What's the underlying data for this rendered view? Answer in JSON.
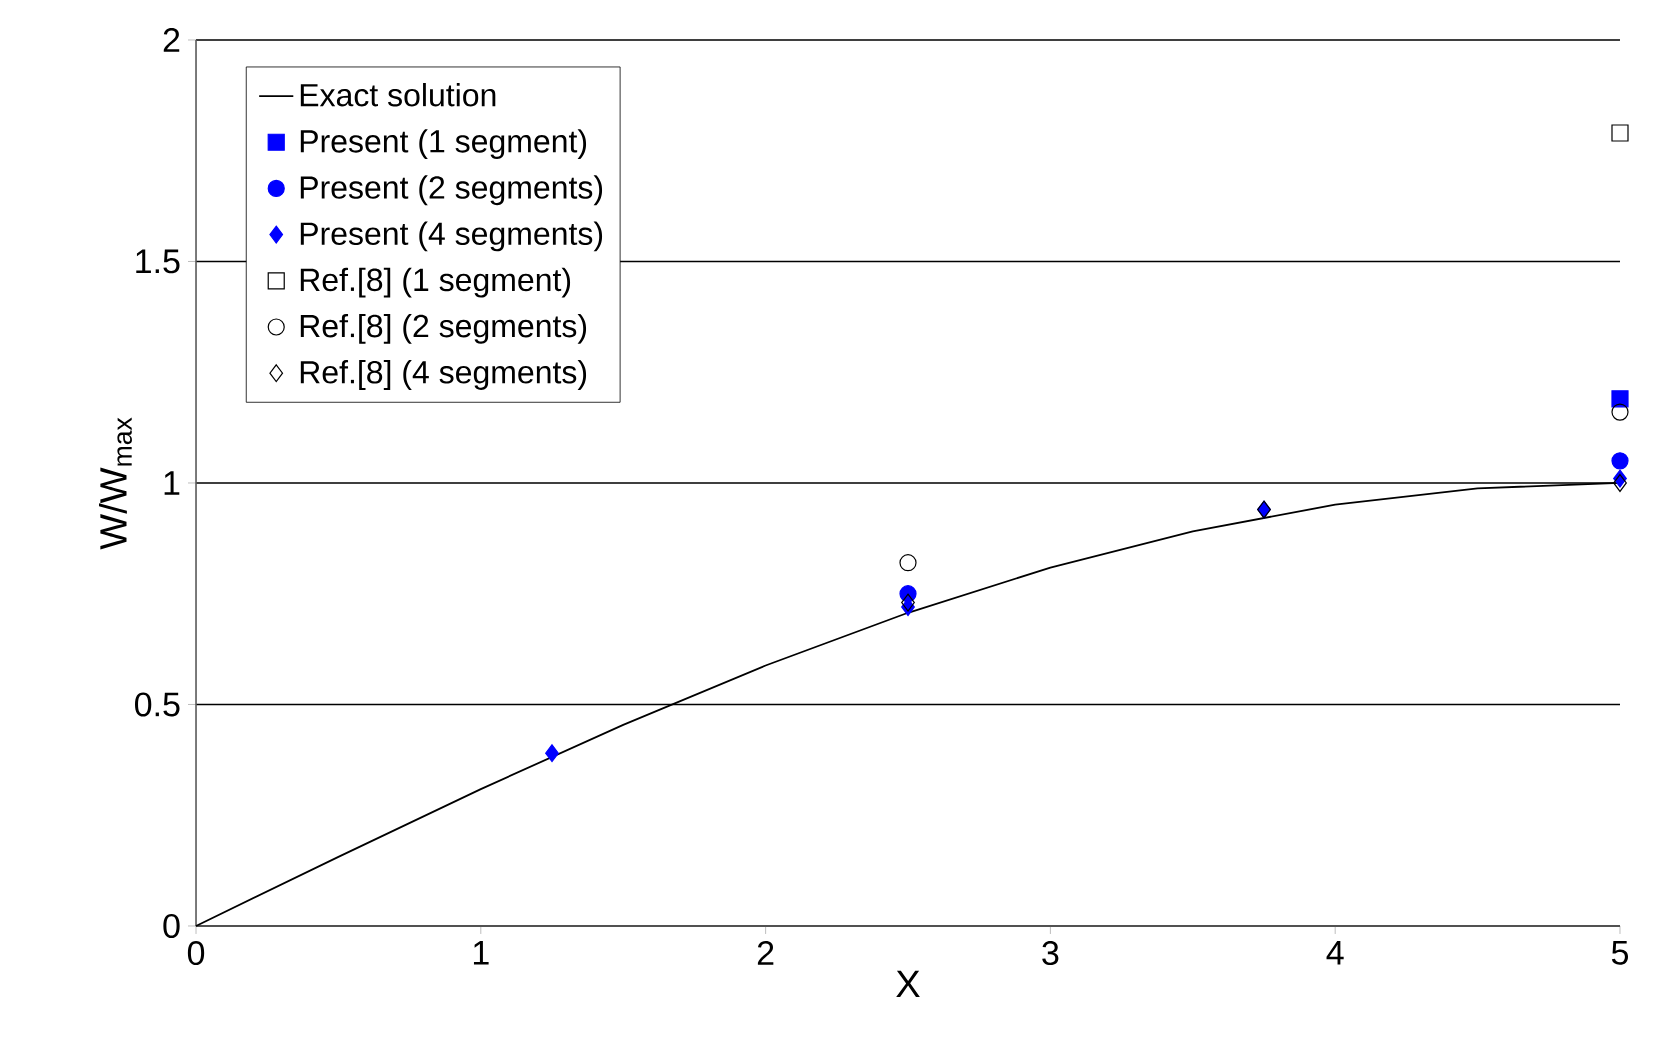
{
  "chart_data": {
    "type": "scatter",
    "xlabel": "X",
    "ylabel": "W/W$_{max}$",
    "xlim": [
      0,
      5
    ],
    "ylim": [
      0,
      2
    ],
    "xticks": [
      0,
      1,
      2,
      3,
      4,
      5
    ],
    "yticks": [
      0,
      0.5,
      1,
      1.5,
      2
    ],
    "grid": "y",
    "legend": "top left",
    "series": [
      {
        "name": "Exact solution",
        "type": "line",
        "marker": "none",
        "color": "#000000",
        "x": [
          0,
          0.5,
          1,
          1.5,
          2,
          2.5,
          3,
          3.5,
          4,
          4.5,
          5
        ],
        "values": [
          0,
          0.156,
          0.309,
          0.454,
          0.588,
          0.707,
          0.809,
          0.891,
          0.951,
          0.988,
          1.0
        ]
      },
      {
        "name": "Present (1 segment)",
        "marker": "square",
        "color": "#0000ff",
        "x": [
          5
        ],
        "values": [
          1.19
        ]
      },
      {
        "name": "Present (2 segments)",
        "marker": "circle",
        "color": "#0000ff",
        "x": [
          2.5,
          5
        ],
        "values": [
          0.75,
          1.05
        ]
      },
      {
        "name": "Present (4 segments)",
        "marker": "diamond",
        "color": "#0000ff",
        "x": [
          1.25,
          2.5,
          3.75,
          5
        ],
        "values": [
          0.39,
          0.72,
          0.94,
          1.01
        ]
      },
      {
        "name": "Ref.[8] (1 segment)",
        "marker": "square",
        "color": "#000000",
        "x": [
          5
        ],
        "values": [
          1.79
        ]
      },
      {
        "name": "Ref.[8] (2 segments)",
        "marker": "circle",
        "color": "#000000",
        "x": [
          2.5,
          5
        ],
        "values": [
          0.82,
          1.16
        ]
      },
      {
        "name": "Ref.[8] (4 segments)",
        "marker": "diamond",
        "color": "#000000",
        "x": [
          2.5,
          3.75,
          5
        ],
        "values": [
          0.73,
          0.94,
          1.0
        ]
      }
    ]
  }
}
-- -- --
Except for the pictures, copy every line of the records above exactly.

What's the underlying data for this rendered view? Answer in JSON.
{
  "chart_data": {
    "type": "scatter",
    "xlabel": "X",
    "ylabel": "W/W$_{max}$",
    "xlim": [
      0,
      5
    ],
    "ylim": [
      0,
      2
    ],
    "xticks": [
      0,
      1,
      2,
      3,
      4,
      5
    ],
    "yticks": [
      0,
      0.5,
      1,
      1.5,
      2
    ],
    "grid": "y",
    "legend": "top left",
    "series": [
      {
        "name": "Exact solution",
        "type": "line",
        "marker": "none",
        "color": "#000000",
        "x": [
          0,
          0.5,
          1,
          1.5,
          2,
          2.5,
          3,
          3.5,
          4,
          4.5,
          5
        ],
        "values": [
          0,
          0.156,
          0.309,
          0.454,
          0.588,
          0.707,
          0.809,
          0.891,
          0.951,
          0.988,
          1.0
        ]
      },
      {
        "name": "Present (1 segment)",
        "marker": "square",
        "color": "#0000ff",
        "x": [
          5
        ],
        "values": [
          1.19
        ]
      },
      {
        "name": "Present (2 segments)",
        "marker": "circle",
        "color": "#0000ff",
        "x": [
          2.5,
          5
        ],
        "values": [
          0.75,
          1.05
        ]
      },
      {
        "name": "Present (4 segments)",
        "marker": "diamond",
        "color": "#0000ff",
        "x": [
          1.25,
          2.5,
          3.75,
          5
        ],
        "values": [
          0.39,
          0.72,
          0.94,
          1.01
        ]
      },
      {
        "name": "Ref.[8] (1 segment)",
        "marker": "square",
        "color": "#000000",
        "x": [
          5
        ],
        "values": [
          1.79
        ]
      },
      {
        "name": "Ref.[8] (2 segments)",
        "marker": "circle",
        "color": "#000000",
        "x": [
          2.5,
          5
        ],
        "values": [
          0.82,
          1.16
        ]
      },
      {
        "name": "Ref.[8] (4 segments)",
        "marker": "diamond",
        "color": "#000000",
        "x": [
          2.5,
          3.75,
          5
        ],
        "values": [
          0.73,
          0.94,
          1.0
        ]
      }
    ]
  }
}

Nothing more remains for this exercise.